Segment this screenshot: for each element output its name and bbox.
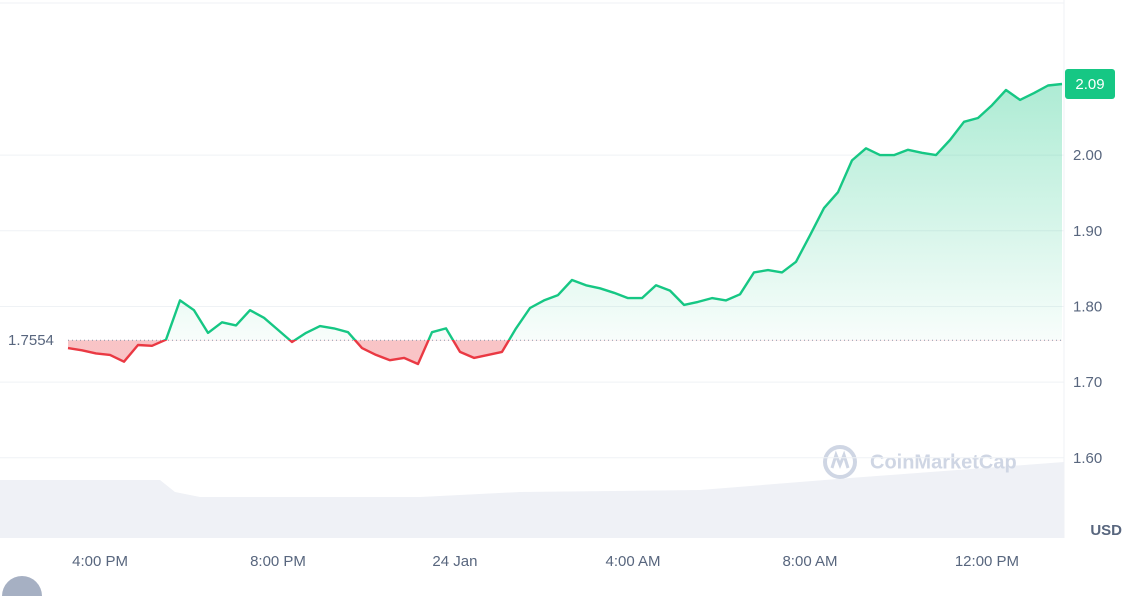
price-line (67, 82, 1063, 366)
current-price-tag (1065, 68, 1115, 99)
y-tick-label: 1.60 (1073, 450, 1102, 467)
watermark-text: CoinMarketCap (870, 451, 1017, 473)
current-price-label: 2.09 (1075, 76, 1104, 93)
y-tick-label: 1.90 (1073, 223, 1102, 240)
y-tick-label: 2.00 (1073, 147, 1102, 164)
clock-icon (2, 576, 42, 596)
x-tick-label: 24 Jan (432, 553, 477, 570)
x-tick-label: 8:00 PM (250, 553, 306, 570)
watermark: CoinMarketCap (823, 445, 1017, 479)
unit-label: USD (1090, 522, 1122, 539)
x-tick-label: 4:00 PM (72, 553, 128, 570)
y-tick-label: 1.80 (1073, 298, 1102, 315)
y-tick-label: 1.70 (1073, 374, 1102, 391)
volume-area (0, 462, 1064, 538)
x-tick-label: 8:00 AM (782, 553, 837, 570)
price-area (68, 84, 1062, 364)
x-tick-label: 4:00 AM (606, 553, 661, 570)
x-tick-label: 12:00 PM (955, 553, 1019, 570)
baseline-label: 1.7554 (8, 332, 54, 349)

^^^^^^^^

→ TASK TO COMPLETE:
Rewrite the listing above as a JSON list of strings, one string per line, skipping blank lines and leaving the picture out.

→ EXPECTED OUTPUT:
[
  "Segment this screenshot: for each element output its name and bbox.",
  "price-line (67, 82, 1063, 366)",
  "current-price-tag (1065, 68, 1115, 99)",
  "y-tick-label: 1.60 (1073, 450, 1102, 467)",
  "watermark-text: CoinMarketCap (870, 451, 1017, 473)",
  "current-price-label: 2.09 (1075, 76, 1104, 93)",
  "y-tick-label: 1.90 (1073, 223, 1102, 240)",
  "y-tick-label: 2.00 (1073, 147, 1102, 164)",
  "clock-icon (2, 576, 42, 596)",
  "x-tick-label: 24 Jan (432, 553, 477, 570)",
  "x-tick-label: 8:00 PM (250, 553, 306, 570)",
  "watermark: CoinMarketCap (823, 445, 1017, 479)",
  "unit-label: USD (1090, 522, 1122, 539)",
  "x-tick-label: 4:00 PM (72, 553, 128, 570)",
  "y-tick-label: 1.80 (1073, 298, 1102, 315)",
  "y-tick-label: 1.70 (1073, 374, 1102, 391)",
  "volume-area (0, 462, 1064, 538)",
  "x-tick-label: 8:00 AM (782, 553, 837, 570)",
  "price-area (68, 84, 1062, 364)",
  "x-tick-label: 4:00 AM (606, 553, 661, 570)",
  "x-tick-label: 12:00 PM (955, 553, 1019, 570)",
  "baseline-label: 1.7554 (8, 332, 54, 349)"
]